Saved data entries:
===============
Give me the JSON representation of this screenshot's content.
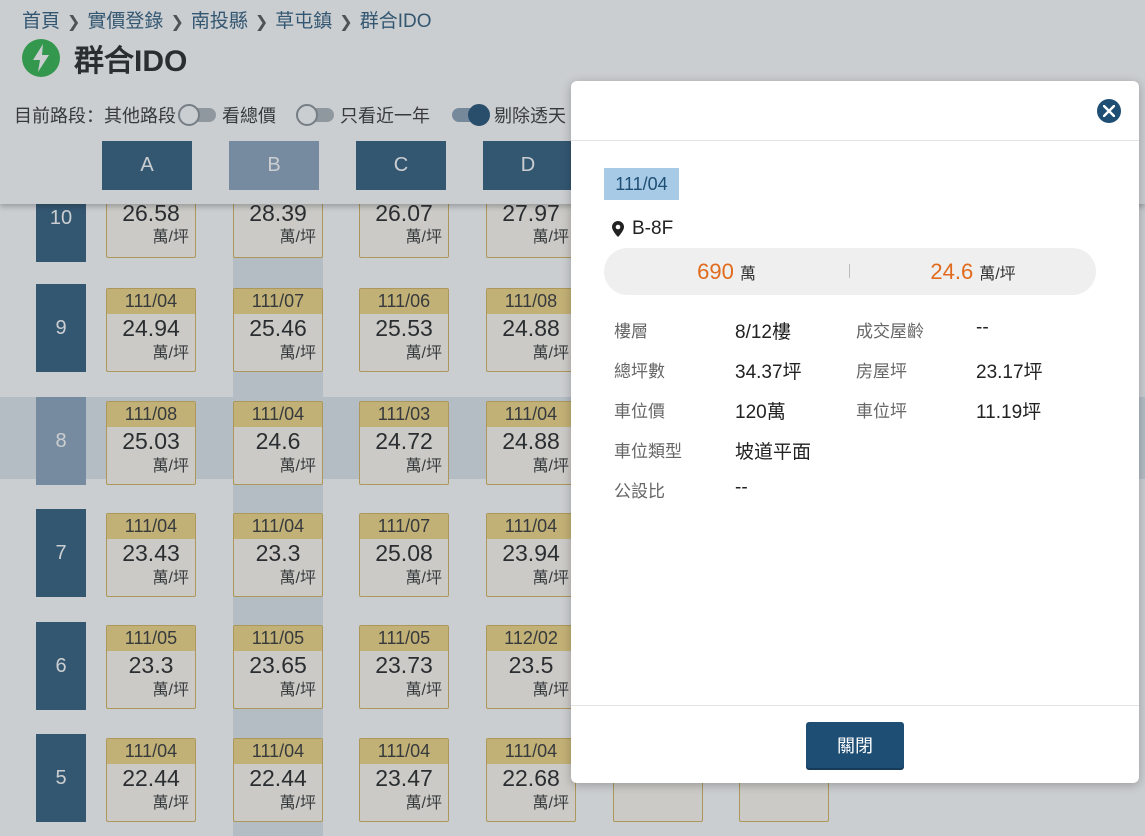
{
  "breadcrumb": [
    "首頁",
    "實價登錄",
    "南投縣",
    "草屯鎮",
    "群合IDO"
  ],
  "title": "群合IDO",
  "filters": {
    "road_label": "目前路段：其他路段",
    "total_price_label": "看總價",
    "recent_year_label": "只看近一年",
    "exclude_label": "剔除透天"
  },
  "columns": [
    "A",
    "B",
    "C",
    "D"
  ],
  "floors": [
    "10",
    "9",
    "8",
    "7",
    "6",
    "5"
  ],
  "unit": "萬/坪",
  "cells": {
    "r10": [
      {
        "date": "",
        "price": "26.58"
      },
      {
        "date": "",
        "price": "28.39"
      },
      {
        "date": "",
        "price": "26.07"
      },
      {
        "date": "",
        "price": "27.97"
      }
    ],
    "r9": [
      {
        "date": "111/04",
        "price": "24.94"
      },
      {
        "date": "111/07",
        "price": "25.46"
      },
      {
        "date": "111/06",
        "price": "25.53"
      },
      {
        "date": "111/08",
        "price": "24.88"
      }
    ],
    "r8": [
      {
        "date": "111/08",
        "price": "25.03"
      },
      {
        "date": "111/04",
        "price": "24.6"
      },
      {
        "date": "111/03",
        "price": "24.72"
      },
      {
        "date": "111/04",
        "price": "24.88"
      }
    ],
    "r7": [
      {
        "date": "111/04",
        "price": "23.43"
      },
      {
        "date": "111/04",
        "price": "23.3"
      },
      {
        "date": "111/07",
        "price": "25.08"
      },
      {
        "date": "111/04",
        "price": "23.94"
      }
    ],
    "r6": [
      {
        "date": "111/05",
        "price": "23.3"
      },
      {
        "date": "111/05",
        "price": "23.65"
      },
      {
        "date": "111/05",
        "price": "23.73"
      },
      {
        "date": "112/02",
        "price": "23.5"
      }
    ],
    "r5": [
      {
        "date": "111/04",
        "price": "22.44"
      },
      {
        "date": "111/04",
        "price": "22.44"
      },
      {
        "date": "111/04",
        "price": "23.47"
      },
      {
        "date": "111/04",
        "price": "22.68"
      }
    ]
  },
  "modal": {
    "date": "111/04",
    "location": "B-8F",
    "total_price": "690",
    "total_price_unit": "萬",
    "unit_price": "24.6",
    "unit_price_unit": "萬/坪",
    "details": {
      "floor_label": "樓層",
      "floor_value": "8/12樓",
      "age_label": "成交屋齡",
      "age_value": "--",
      "total_area_label": "總坪數",
      "total_area_value": "34.37坪",
      "house_area_label": "房屋坪",
      "house_area_value": "23.17坪",
      "parking_price_label": "車位價",
      "parking_price_value": "120萬",
      "parking_area_label": "車位坪",
      "parking_area_value": "11.19坪",
      "parking_type_label": "車位類型",
      "parking_type_value": "坡道平面",
      "public_ratio_label": "公設比",
      "public_ratio_value": "--"
    },
    "close_label": "關閉"
  },
  "colors": {
    "primary": "#2d5a7b",
    "accent_orange": "#e06b1c",
    "cell_date_bg": "#f3d782",
    "chip_bg": "#a7cbe6"
  }
}
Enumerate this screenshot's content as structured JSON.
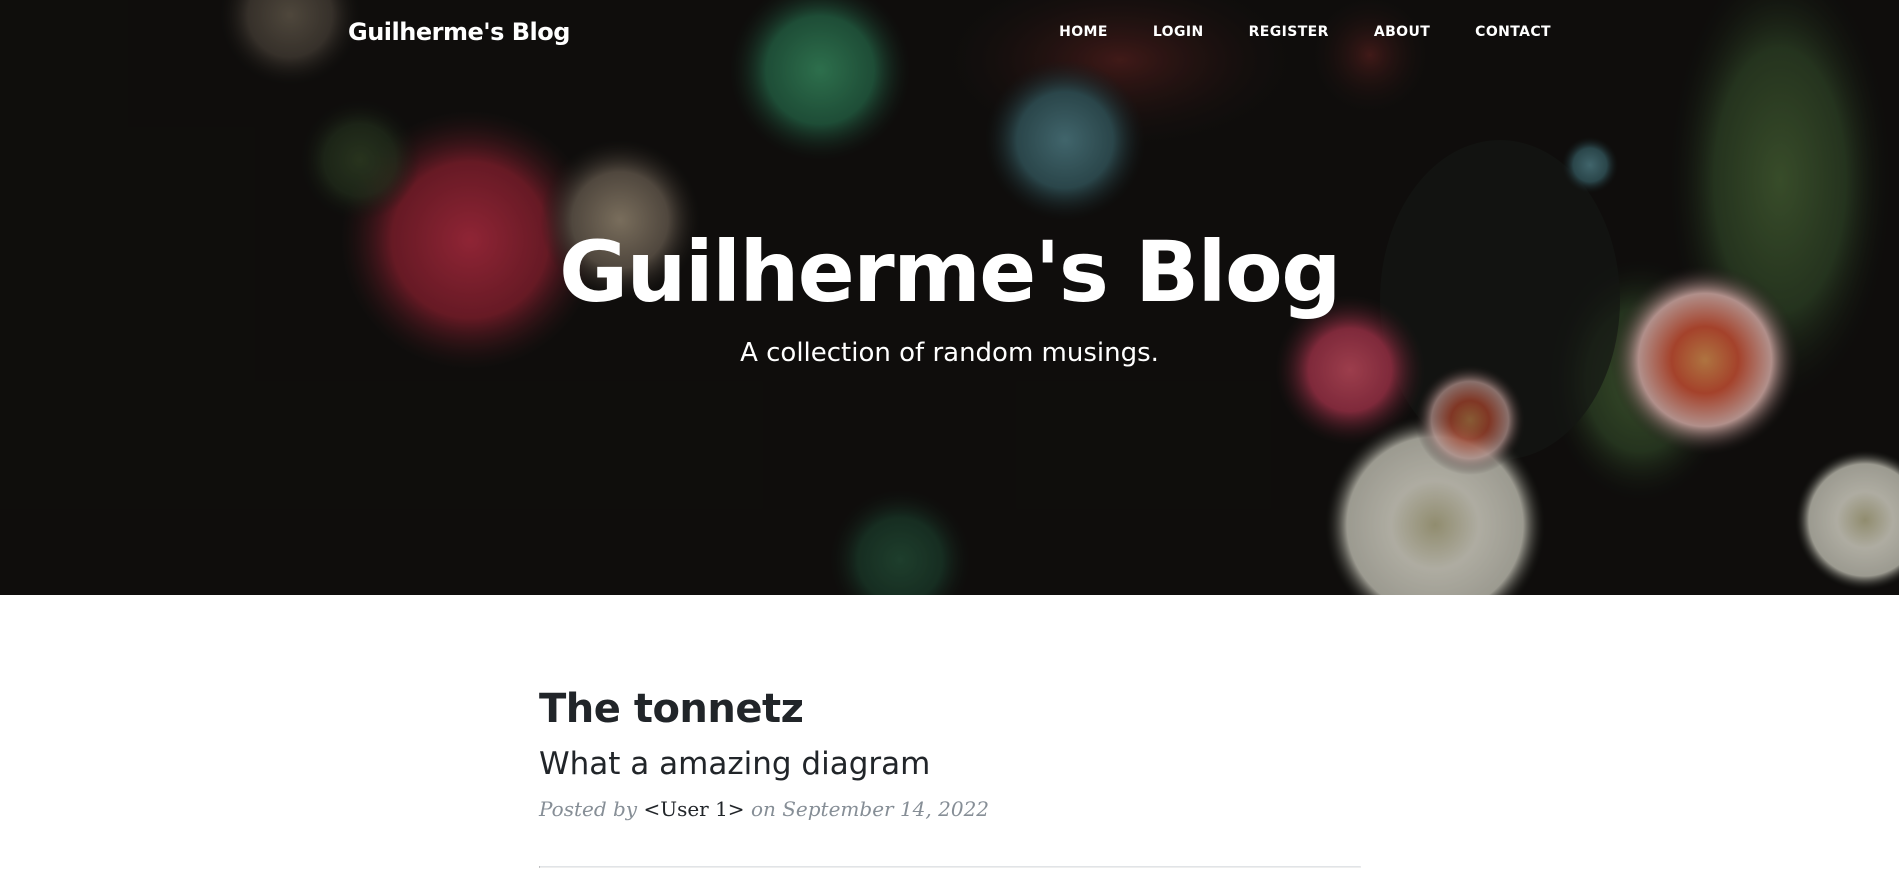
{
  "navbar": {
    "brand": "Guilherme's Blog",
    "links": [
      "HOME",
      "LOGIN",
      "REGISTER",
      "ABOUT",
      "CONTACT"
    ]
  },
  "hero": {
    "title": "Guilherme's Blog",
    "subtitle": "A collection of random musings.",
    "background_image": "sea-anemones-photo"
  },
  "posts": [
    {
      "title": "The tonnetz",
      "subtitle": "What a amazing diagram",
      "meta_prefix": "Posted by",
      "author": "<User 1>",
      "meta_on": "on",
      "date": "September 14, 2022"
    }
  ],
  "colors": {
    "hero_text": "#ffffff",
    "post_title": "#212529",
    "meta_text": "#868e96",
    "divider": "#e1e4e7"
  }
}
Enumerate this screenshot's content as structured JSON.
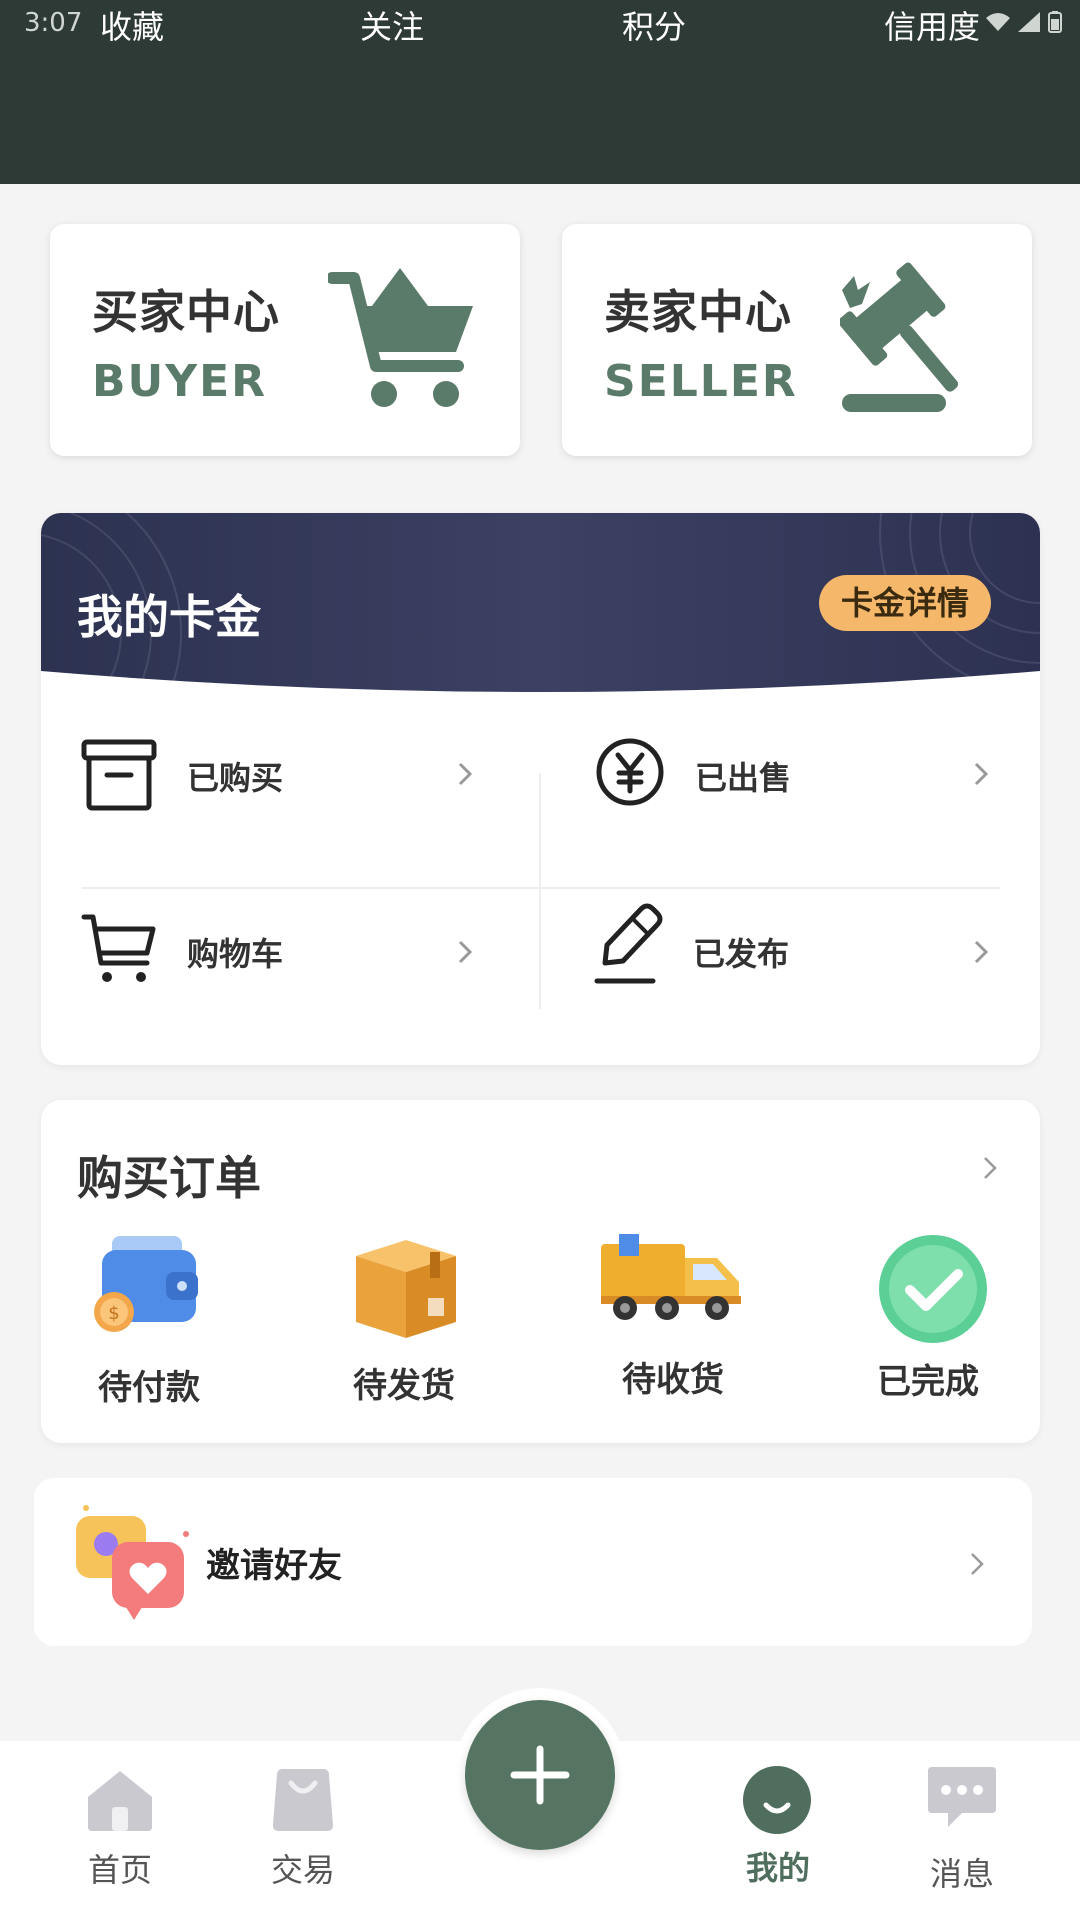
{
  "status": {
    "time": "3:07"
  },
  "header": {
    "stats": [
      {
        "label": "收藏"
      },
      {
        "label": "关注"
      },
      {
        "label": "积分"
      },
      {
        "label": "信用度"
      }
    ]
  },
  "centers": {
    "buyer": {
      "title": "买家中心",
      "sub": "BUYER",
      "icon": "cart-icon"
    },
    "seller": {
      "title": "卖家中心",
      "sub": "SELLER",
      "icon": "gavel-icon"
    }
  },
  "wallet": {
    "title": "我的卡金",
    "detail_button": "卡金详情",
    "items": [
      {
        "label": "已购买",
        "icon": "archive-box-icon"
      },
      {
        "label": "已出售",
        "icon": "yen-circle-icon"
      },
      {
        "label": "购物车",
        "icon": "shopping-cart-icon"
      },
      {
        "label": "已发布",
        "icon": "pencil-icon"
      }
    ]
  },
  "orders": {
    "title": "购买订单",
    "items": [
      {
        "label": "待付款",
        "icon": "wallet-icon"
      },
      {
        "label": "待发货",
        "icon": "package-box-icon"
      },
      {
        "label": "待收货",
        "icon": "delivery-truck-icon"
      },
      {
        "label": "已完成",
        "icon": "check-circle-icon"
      }
    ]
  },
  "invite": {
    "label": "邀请好友",
    "icon": "chat-heart-icon"
  },
  "nav": {
    "items": [
      {
        "label": "首页",
        "icon": "home-icon"
      },
      {
        "label": "交易",
        "icon": "shopping-bag-icon"
      },
      {
        "label": "我的",
        "icon": "smile-icon",
        "active": true
      },
      {
        "label": "消息",
        "icon": "message-icon"
      }
    ],
    "fab_icon": "plus-icon"
  },
  "colors": {
    "header_bg": "#2e3a35",
    "accent_green": "#557462",
    "wallet_grad_from": "#2c3250",
    "wallet_grad_to": "#474b6e",
    "detail_btn": "#f5b76a"
  }
}
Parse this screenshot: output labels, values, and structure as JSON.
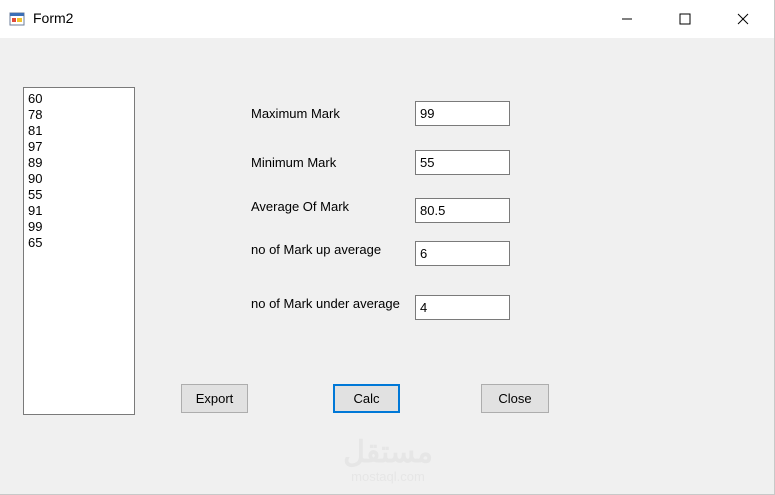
===============
Extract all the entries word for word; omit any pictures.

▶ Full response
Give me the JSON representation of this screenshot's content.
{
  "breadcrumb": [
    "首頁",
    "實價登錄",
    "南投縣",
    "草屯鎮",
    "群合IDO"
  ],
  "title": "群合IDO",
  "filters": {
    "road_label": "目前路段：其他路段",
    "total_price_label": "看總價",
    "recent_year_label": "只看近一年",
    "exclude_label": "剔除透天"
  },
  "columns": [
    "A",
    "B",
    "C",
    "D"
  ],
  "floors": [
    "10",
    "9",
    "8",
    "7",
    "6",
    "5"
  ],
  "unit": "萬/坪",
  "cells": {
    "r10": [
      {
        "date": "",
        "price": "26.58"
      },
      {
        "date": "",
        "price": "28.39"
      },
      {
        "date": "",
        "price": "26.07"
      },
      {
        "date": "",
        "price": "27.97"
      }
    ],
    "r9": [
      {
        "date": "111/04",
        "price": "24.94"
      },
      {
        "date": "111/07",
        "price": "25.46"
      },
      {
        "date": "111/06",
        "price": "25.53"
      },
      {
        "date": "111/08",
        "price": "24.88"
      }
    ],
    "r8": [
      {
        "date": "111/08",
        "price": "25.03"
      },
      {
        "date": "111/04",
        "price": "24.6"
      },
      {
        "date": "111/03",
        "price": "24.72"
      },
      {
        "date": "111/04",
        "price": "24.88"
      }
    ],
    "r7": [
      {
        "date": "111/04",
        "price": "23.43"
      },
      {
        "date": "111/04",
        "price": "23.3"
      },
      {
        "date": "111/07",
        "price": "25.08"
      },
      {
        "date": "111/04",
        "price": "23.94"
      }
    ],
    "r6": [
      {
        "date": "111/05",
        "price": "23.3"
      },
      {
        "date": "111/05",
        "price": "23.65"
      },
      {
        "date": "111/05",
        "price": "23.73"
      },
      {
        "date": "112/02",
        "price": "23.5"
      }
    ],
    "r5": [
      {
        "date": "111/04",
        "price": "22.44"
      },
      {
        "date": "111/04",
        "price": "22.44"
      },
      {
        "date": "111/04",
        "price": "23.47"
      },
      {
        "date": "111/04",
        "price": "22.68"
      }
    ]
  },
  "modal": {
    "date": "111/04",
    "location": "B-8F",
    "total_price": "690",
    "total_price_unit": "萬",
    "unit_price": "24.6",
    "unit_price_unit": "萬/坪",
    "details": {
      "floor_label": "樓層",
      "floor_value": "8/12樓",
      "age_label": "成交屋齡",
      "age_value": "--",
      "total_area_label": "總坪數",
      "total_area_value": "34.37坪",
      "house_area_label": "房屋坪",
      "house_area_value": "23.17坪",
      "parking_price_label": "車位價",
      "parking_price_value": "120萬",
      "parking_area_label": "車位坪",
      "parking_area_value": "11.19坪",
      "parking_type_label": "車位類型",
      "parking_type_value": "坡道平面",
      "public_ratio_label": "公設比",
      "public_ratio_value": "--"
    },
    "close_label": "關閉"
  },
  "colors": {
    "primary": "#2d5a7b",
    "accent_orange": "#e06b1c",
    "cell_date_bg": "#f3d782",
    "chip_bg": "#a7cbe6"
  }
}
Enumerate this screenshot's content as structured JSON.
{
  "navbar": {
    "brand": "Guilherme's Blog",
    "links": [
      "HOME",
      "LOGIN",
      "REGISTER",
      "ABOUT",
      "CONTACT"
    ]
  },
  "hero": {
    "title": "Guilherme's Blog",
    "subtitle": "A collection of random musings.",
    "background_image": "sea-anemones-photo"
  },
  "posts": [
    {
      "title": "The tonnetz",
      "subtitle": "What a amazing diagram",
      "meta_prefix": "Posted by",
      "author": "<User 1>",
      "meta_on": "on",
      "date": "September 14, 2022"
    }
  ],
  "colors": {
    "hero_text": "#ffffff",
    "post_title": "#212529",
    "meta_text": "#868e96",
    "divider": "#e1e4e7"
  }
}
Enumerate this screenshot's content as structured JSON.
{
  "status": {
    "time": "3:07"
  },
  "header": {
    "stats": [
      {
        "label": "收藏"
      },
      {
        "label": "关注"
      },
      {
        "label": "积分"
      },
      {
        "label": "信用度"
      }
    ]
  },
  "centers": {
    "buyer": {
      "title": "买家中心",
      "sub": "BUYER",
      "icon": "cart-icon"
    },
    "seller": {
      "title": "卖家中心",
      "sub": "SELLER",
      "icon": "gavel-icon"
    }
  },
  "wallet": {
    "title": "我的卡金",
    "detail_button": "卡金详情",
    "items": [
      {
        "label": "已购买",
        "icon": "archive-box-icon"
      },
      {
        "label": "已出售",
        "icon": "yen-circle-icon"
      },
      {
        "label": "购物车",
        "icon": "shopping-cart-icon"
      },
      {
        "label": "已发布",
        "icon": "pencil-icon"
      }
    ]
  },
  "orders": {
    "title": "购买订单",
    "items": [
      {
        "label": "待付款",
        "icon": "wallet-icon"
      },
      {
        "label": "待发货",
        "icon": "package-box-icon"
      },
      {
        "label": "待收货",
        "icon": "delivery-truck-icon"
      },
      {
        "label": "已完成",
        "icon": "check-circle-icon"
      }
    ]
  },
  "invite": {
    "label": "邀请好友",
    "icon": "chat-heart-icon"
  },
  "nav": {
    "items": [
      {
        "label": "首页",
        "icon": "home-icon"
      },
      {
        "label": "交易",
        "icon": "shopping-bag-icon"
      },
      {
        "label": "我的",
        "icon": "smile-icon",
        "active": true
      },
      {
        "label": "消息",
        "icon": "message-icon"
      }
    ],
    "fab_icon": "plus-icon"
  },
  "colors": {
    "header_bg": "#2e3a35",
    "accent_green": "#557462",
    "wallet_grad_from": "#2c3250",
    "wallet_grad_to": "#474b6e",
    "detail_btn": "#f5b76a"
  }
}
Parse this screenshot: output labels, values, and structure as JSON.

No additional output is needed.